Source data
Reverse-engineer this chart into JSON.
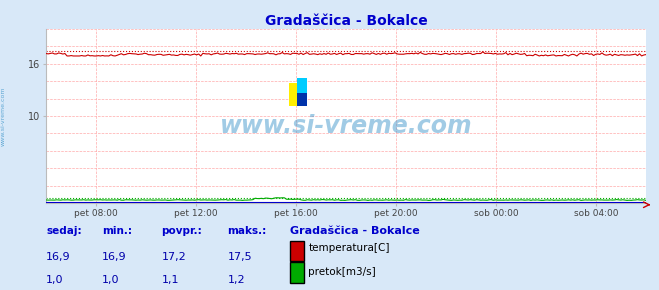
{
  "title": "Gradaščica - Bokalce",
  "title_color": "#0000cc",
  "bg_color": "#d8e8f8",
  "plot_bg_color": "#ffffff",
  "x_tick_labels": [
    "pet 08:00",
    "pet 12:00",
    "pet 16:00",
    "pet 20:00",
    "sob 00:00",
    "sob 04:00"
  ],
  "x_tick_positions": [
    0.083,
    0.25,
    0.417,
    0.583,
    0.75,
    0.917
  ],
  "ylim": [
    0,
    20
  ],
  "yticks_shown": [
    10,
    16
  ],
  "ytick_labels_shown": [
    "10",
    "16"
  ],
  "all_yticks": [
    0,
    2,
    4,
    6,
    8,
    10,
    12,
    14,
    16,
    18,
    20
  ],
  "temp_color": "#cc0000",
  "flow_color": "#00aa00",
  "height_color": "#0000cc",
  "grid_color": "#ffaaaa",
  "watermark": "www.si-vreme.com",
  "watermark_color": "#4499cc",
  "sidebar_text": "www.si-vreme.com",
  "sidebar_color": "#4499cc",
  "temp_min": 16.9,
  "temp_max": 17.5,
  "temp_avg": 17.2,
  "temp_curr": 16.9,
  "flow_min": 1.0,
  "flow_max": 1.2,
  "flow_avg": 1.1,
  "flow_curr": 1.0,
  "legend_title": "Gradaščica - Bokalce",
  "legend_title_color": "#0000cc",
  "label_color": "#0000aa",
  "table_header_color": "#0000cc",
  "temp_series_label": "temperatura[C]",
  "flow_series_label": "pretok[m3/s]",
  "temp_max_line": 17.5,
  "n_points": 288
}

Given exercise - Find the word "vreme" and list each line it appears in.

Reply to the exercise -
  "watermark": "www.si-vreme.com",
  "sidebar_text": "www.si-vreme.com",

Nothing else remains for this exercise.